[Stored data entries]
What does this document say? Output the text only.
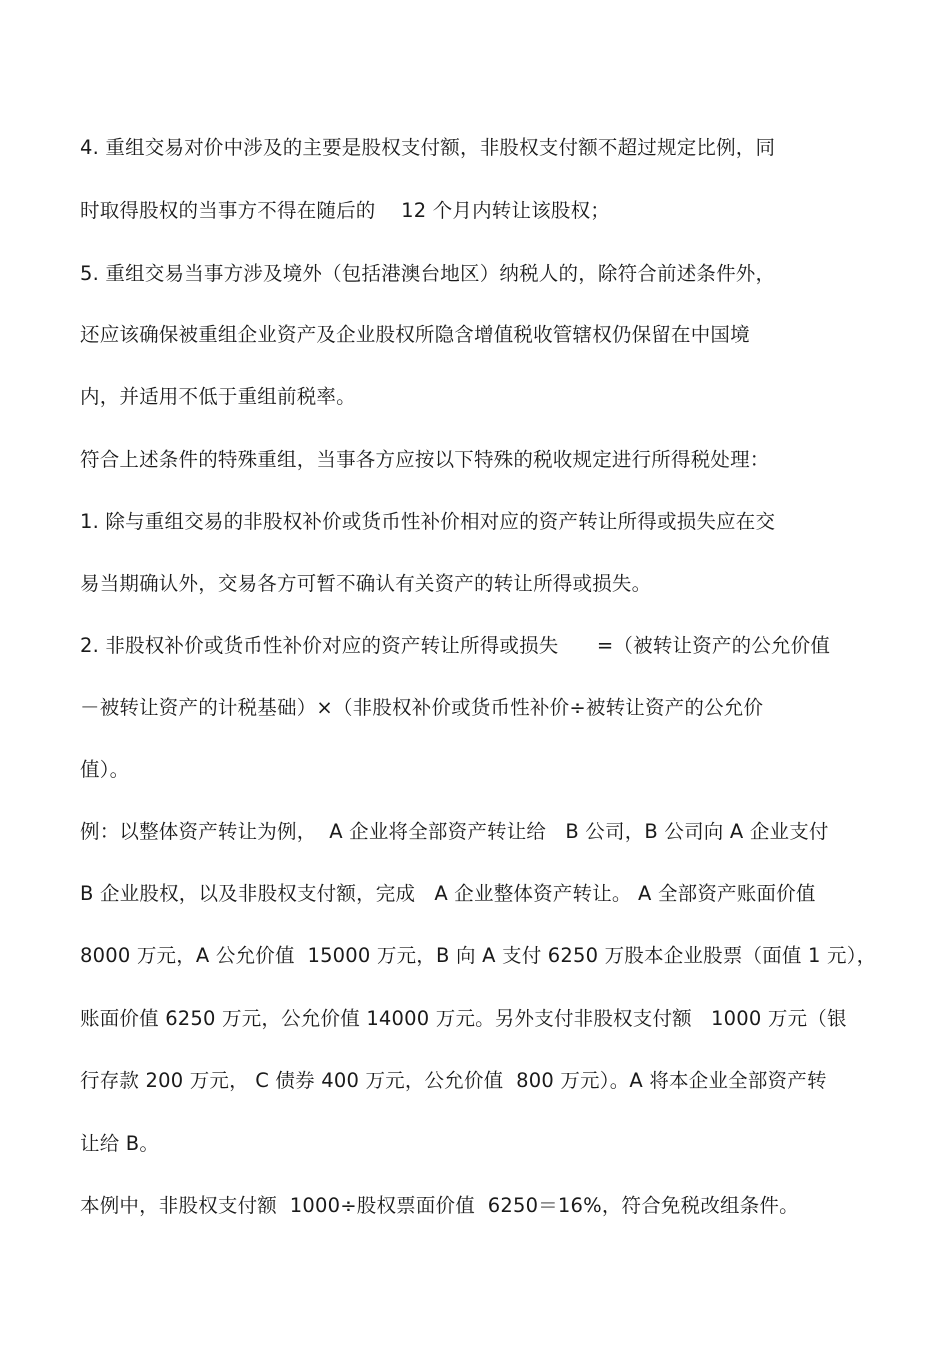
4. 重组交易对价中涉及的主要是股权支付额，非股权支付额不超过规定比例，同
时取得股权的当事方不得在随后的    12 个月内转让该股权；
5. 重组交易当事方涉及境外（包括港澳台地区）纳税人的，除符合前述条件外，
还应该确保被重组企业资产及企业股权所隐含增值税收管辖权仍保留在中国境
内，并适用不低于重组前税率。
符合上述条件的特殊重组，当事各方应按以下特殊的税收规定进行所得税处理：
1. 除与重组交易的非股权补价或货币性补价相对应的资产转让所得或损失应在交
易当期确认外，交易各方可暂不确认有关资产的转让所得或损失。
2. 非股权补价或货币性补价对应的资产转让所得或损失      =（被转让资产的公允价值
－被转让资产的计税基础）×（非股权补价或货币性补价÷被转让资产的公允价
值）。
例：以整体资产转让为例，  A 企业将全部资产转让给   B 公司，B 公司向 A 企业支付
B 企业股权，以及非股权支付额，完成   A 企业整体资产转让。 A 全部资产账面价值
8000 万元，A 公允价值  15000 万元，B 向 A 支付 6250 万股本企业股票（面值 1 元），
账面价值 6250 万元，公允价值 14000 万元。另外支付非股权支付额   1000 万元（银
行存款 200 万元， C 债券 400 万元，公允价值  800 万元）。A 将本企业全部资产转
让给 B。
本例中，非股权支付额  1000÷股权票面价值  6250＝16%，符合免税改组条件。
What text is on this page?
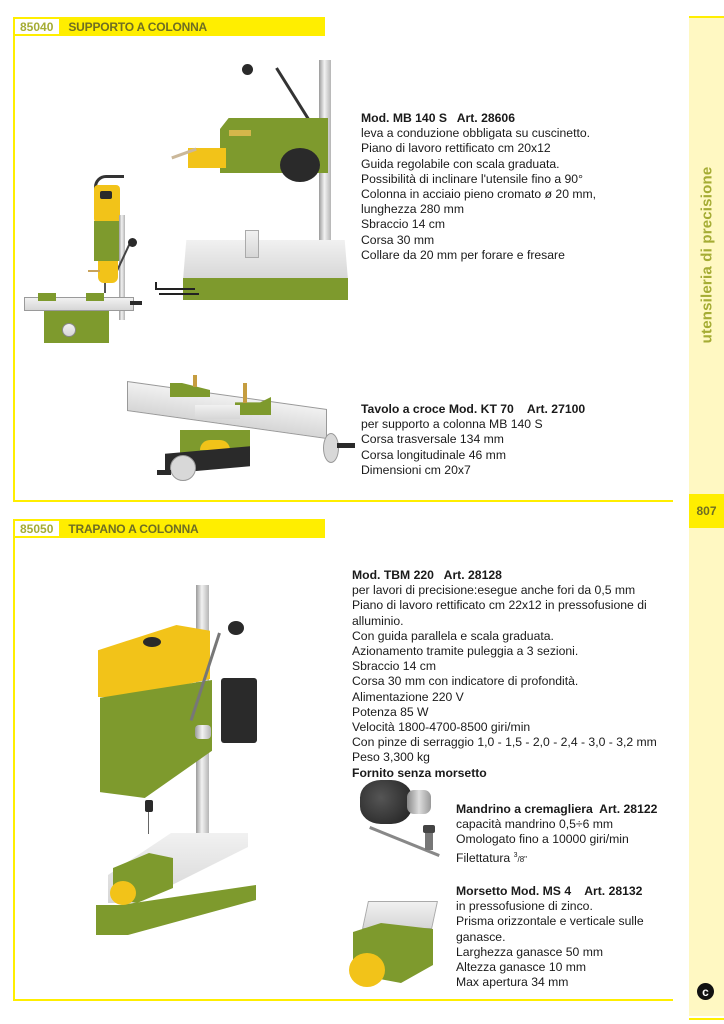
utensileria di precisione
807
c
85040	SUPPORTO A COLONNA
Mod. MB 140 S   Art. 28606
leva a conduzione obbligata su cuscinetto.
Piano di lavoro rettificato cm 20x12
Guida regolabile con scala graduata.
Possibilità di inclinare l'utensile fino a 90°
Colonna in acciaio pieno cromato ø 20 mm,
lunghezza 280 mm
Sbraccio 14 cm
Corsa 30 mm
Collare da 20 mm per forare e fresare
Tavolo a croce Mod. KT 70    Art. 27100
per supporto a colonna MB 140 S
Corsa trasversale 134 mm
Corsa longitudinale 46 mm
Dimensioni cm 20x7
85050	TRAPANO A COLONNA
Mod. TBM 220   Art. 28128
per lavori di precisione:esegue anche fori da 0,5 mm
Piano di lavoro rettificato cm 22x12 in pressofusione di
alluminio.
Con guida parallela e scala graduata.
Azionamento tramite puleggia a 3 sezioni.
Sbraccio 14 cm
Corsa 30 mm con indicatore di profondità.
Alimentazione 220 V
Potenza 85 W
Velocità 1800-4700-8500 giri/min
Con pinze di serraggio 1,0 - 1,5 - 2,0 - 2,4 - 3,0 - 3,2 mm
Peso 3,300 kg
Fornito senza morsetto
Mandrino a cremagliera  Art. 28122
capacità mandrino 0,5÷6 mm
Omologato fino a 10000 giri/min
Filettatura $^3$/8"
Morsetto Mod. MS 4    Art. 28132
in pressofusione di zinco.
Prisma orizzontale e verticale sulle
ganasce.
Larghezza ganasce 50 mm
Altezza ganasce 10 mm
Max apertura 34 mm
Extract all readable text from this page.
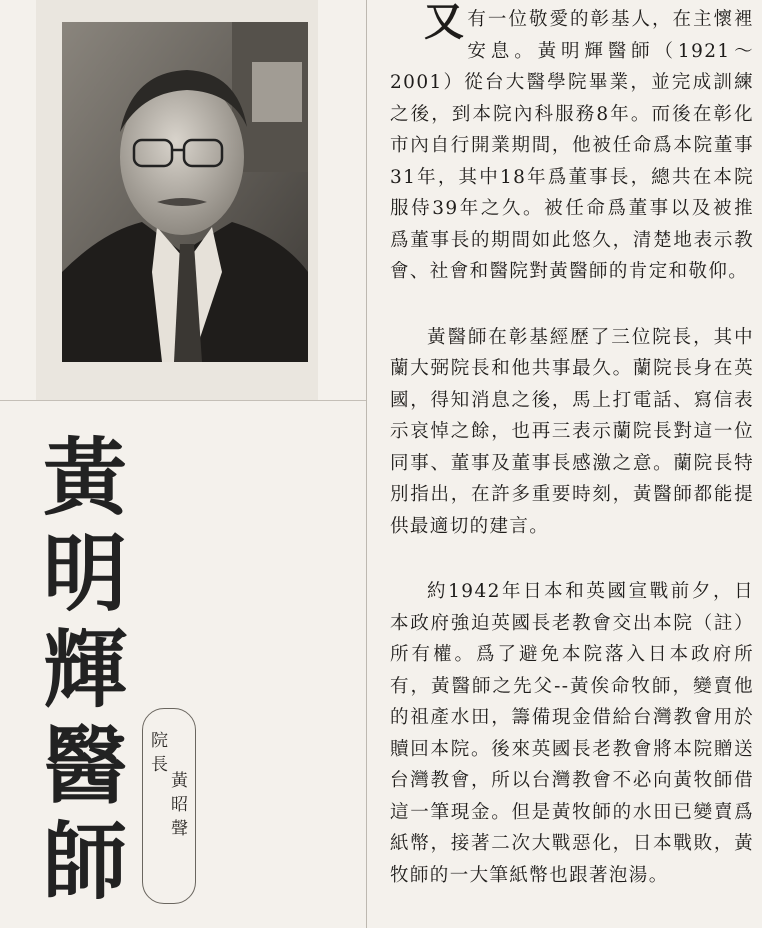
黃
明
輝
醫
師
院
長
黃
昭
聲

又有一位敬愛的彰基人，在主懷裡安息。黃明輝醫師（1921～2001）從台大醫學院畢業，並完成訓練之後，到本院內科服務8年。而後在彰化市內自行開業期間，他被任命爲本院董事31年，其中18年爲董事長，總共在本院服侍39年之久。被任命爲董事以及被推爲董事長的期間如此悠久，清楚地表示教會、社會和醫院對黃醫師的肯定和敬仰。

黃醫師在彰基經歷了三位院長，其中蘭大弼院長和他共事最久。蘭院長身在英國，得知消息之後，馬上打電話、寫信表示哀悼之餘，也再三表示蘭院長對這一位同事、董事及董事長感激之意。蘭院長特別指出，在許多重要時刻，黃醫師都能提供最適切的建言。

約1942年日本和英國宣戰前夕，日本政府強迫英國長老教會交出本院（註）所有權。爲了避免本院落入日本政府所有，黃醫師之先父--黃俟命牧師，變賣他的祖產水田，籌備現金借給台灣教會用於贖回本院。後來英國長老教會將本院贈送台灣教會，所以台灣教會不必向黃牧師借這一筆現金。但是黃牧師的水田已變賣爲紙幣，接著二次大戰惡化，日本戰敗，黃牧師的一大筆紙幣也跟著泡湯。
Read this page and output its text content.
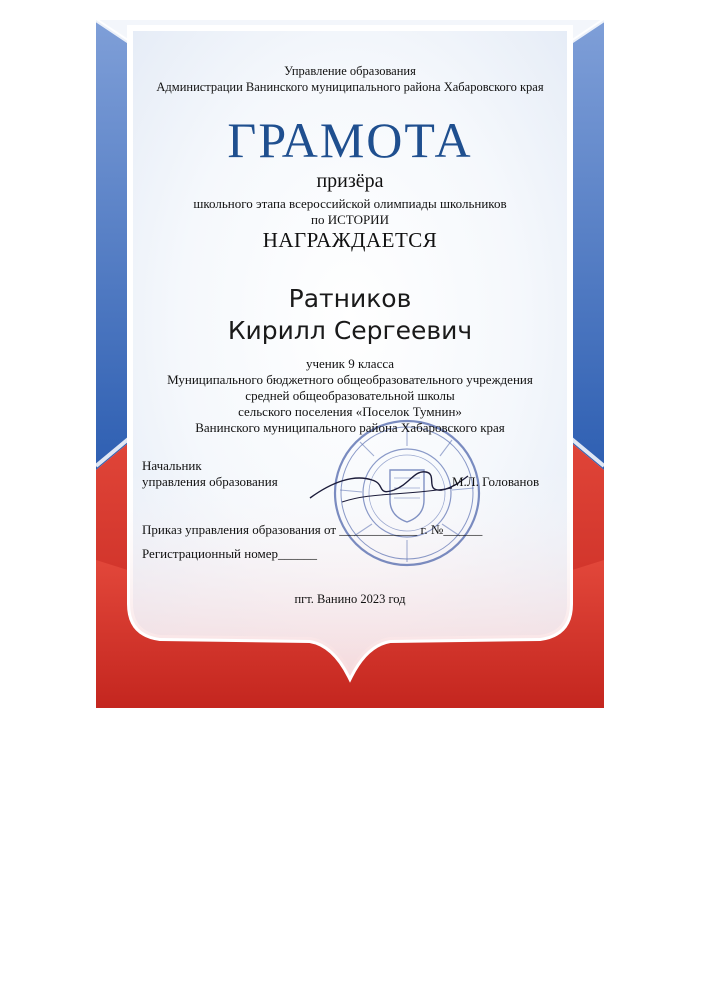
Управление образования
Администрации Ванинского муниципального района Хабаровского края
ГРАМОТА
призёра
школьного этапа всероссийской олимпиады школьников
по ИСТОРИИ
НАГРАЖДАЕТСЯ
Ратников
Кирилл Сергеевич
ученик 9 класса
Муниципального бюджетного общеобразовательного учреждения
средней общеобразовательной школы
сельского поселения «Поселок Тумнин»
Ванинского муниципального района Хабаровского края
Начальник
управления образования	М.Л. Голованов
Приказ управления образования от ____________ г. №______
Регистрационный номер______
пгт. Ванино 2023 год
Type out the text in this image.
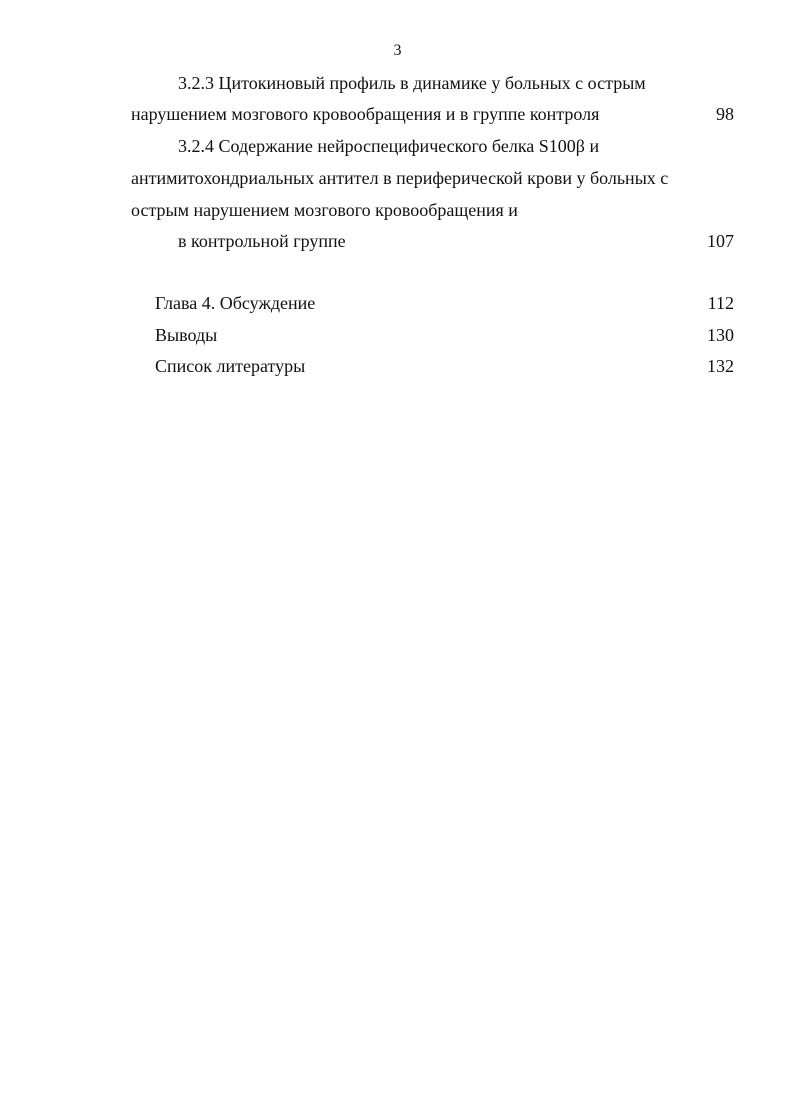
3
3.2.3 Цитокиновый профиль в динамике у больных с острым
нарушением мозгового кровообращения и в группе контроля	98
3.2.4 Содержание нейроспецифического белка S100β и
антимитохондриальных антител в периферической крови у больных с
острым нарушением мозгового кровообращения и
в контрольной группе	107
Глава 4. Обсуждение	112
Выводы	130
Список литературы	132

- TASK DESCRIPTION
Reproduce each entry verbatim, excluding any embedded images.

- PROBLEM SOLUTION
What does this document say? Output the text only.
4. 重组交易对价中涉及的主要是股权支付额，非股权支付额不超过规定比例，同
时取得股权的当事方不得在随后的    12 个月内转让该股权；
5. 重组交易当事方涉及境外（包括港澳台地区）纳税人的，除符合前述条件外，
还应该确保被重组企业资产及企业股权所隐含增值税收管辖权仍保留在中国境
内，并适用不低于重组前税率。
符合上述条件的特殊重组，当事各方应按以下特殊的税收规定进行所得税处理：
1. 除与重组交易的非股权补价或货币性补价相对应的资产转让所得或损失应在交
易当期确认外，交易各方可暂不确认有关资产的转让所得或损失。
2. 非股权补价或货币性补价对应的资产转让所得或损失      =（被转让资产的公允价值
－被转让资产的计税基础）×（非股权补价或货币性补价÷被转让资产的公允价
值）。
例：以整体资产转让为例，  A 企业将全部资产转让给   B 公司，B 公司向 A 企业支付
B 企业股权，以及非股权支付额，完成   A 企业整体资产转让。 A 全部资产账面价值
8000 万元，A 公允价值  15000 万元，B 向 A 支付 6250 万股本企业股票（面值 1 元），
账面价值 6250 万元，公允价值 14000 万元。另外支付非股权支付额   1000 万元（银
行存款 200 万元， C 债券 400 万元，公允价值  800 万元）。A 将本企业全部资产转
让给 B。
本例中，非股权支付额  1000÷股权票面价值  6250＝16%，符合免税改组条件。
What text is on this page?
utensileria di precisione
807
c
85040	SUPPORTO A COLONNA
Mod. MB 140 S   Art. 28606
leva a conduzione obbligata su cuscinetto.
Piano di lavoro rettificato cm 20x12
Guida regolabile con scala graduata.
Possibilità di inclinare l'utensile fino a 90°
Colonna in acciaio pieno cromato ø 20 mm,
lunghezza 280 mm
Sbraccio 14 cm
Corsa 30 mm
Collare da 20 mm per forare e fresare
Tavolo a croce Mod. KT 70    Art. 27100
per supporto a colonna MB 140 S
Corsa trasversale 134 mm
Corsa longitudinale 46 mm
Dimensioni cm 20x7
85050	TRAPANO A COLONNA
Mod. TBM 220   Art. 28128
per lavori di precisione:esegue anche fori da 0,5 mm
Piano di lavoro rettificato cm 22x12 in pressofusione di
alluminio.
Con guida parallela e scala graduata.
Azionamento tramite puleggia a 3 sezioni.
Sbraccio 14 cm
Corsa 30 mm con indicatore di profondità.
Alimentazione 220 V
Potenza 85 W
Velocità 1800-4700-8500 giri/min
Con pinze di serraggio 1,0 - 1,5 - 2,0 - 2,4 - 3,0 - 3,2 mm
Peso 3,300 kg
Fornito senza morsetto
Mandrino a cremagliera  Art. 28122
capacità mandrino 0,5÷6 mm
Omologato fino a 10000 giri/min
Filettatura $^3$/8"
Morsetto Mod. MS 4    Art. 28132
in pressofusione di zinco.
Prisma orizzontale e verticale sulle
ganasce.
Larghezza ganasce 50 mm
Altezza ganasce 10 mm
Max apertura 34 mm
Extract all readable text from this page.
黃
明
輝
醫
師
院
長
黃
昭
聲

又有一位敬愛的彰基人，在主懷裡安息。黃明輝醫師（1921～2001）從台大醫學院畢業，並完成訓練之後，到本院內科服務8年。而後在彰化市內自行開業期間，他被任命爲本院董事31年，其中18年爲董事長，總共在本院服侍39年之久。被任命爲董事以及被推爲董事長的期間如此悠久，清楚地表示教會、社會和醫院對黃醫師的肯定和敬仰。

黃醫師在彰基經歷了三位院長，其中蘭大弼院長和他共事最久。蘭院長身在英國，得知消息之後，馬上打電話、寫信表示哀悼之餘，也再三表示蘭院長對這一位同事、董事及董事長感激之意。蘭院長特別指出，在許多重要時刻，黃醫師都能提供最適切的建言。

約1942年日本和英國宣戰前夕，日本政府強迫英國長老教會交出本院（註）所有權。爲了避免本院落入日本政府所有，黃醫師之先父--黃俟命牧師，變賣他的祖產水田，籌備現金借給台灣教會用於贖回本院。後來英國長老教會將本院贈送台灣教會，所以台灣教會不必向黃牧師借這一筆現金。但是黃牧師的水田已變賣爲紙幣，接著二次大戰惡化，日本戰敗，黃牧師的一大筆紙幣也跟著泡湯。
Read this page and output its text content.
Управление образования
Администрации Ванинского муниципального района Хабаровского края
ГРАМОТА
призёра
школьного этапа всероссийской олимпиады школьников
по ИСТОРИИ
НАГРАЖДАЕТСЯ
Ратников
Кирилл Сергеевич
ученик 9 класса
Муниципального бюджетного общеобразовательного учреждения
средней общеобразовательной школы
сельского поселения «Поселок Тумнин»
Ванинского муниципального района Хабаровского края
Начальник
управления образования	М.Л. Голованов
Приказ управления образования от ____________ г. №______
Регистрационный номер______
пгт. Ванино 2023 год
Type out the text in this image.
3
3.2.3 Цитокиновый профиль в динамике у больных с острым
нарушением мозгового кровообращения и в группе контроля	98
3.2.4 Содержание нейроспецифического белка S100β и
антимитохондриальных антител в периферической крови у больных с
острым нарушением мозгового кровообращения и
в контрольной группе	107
Глава 4. Обсуждение	112
Выводы	130
Список литературы	132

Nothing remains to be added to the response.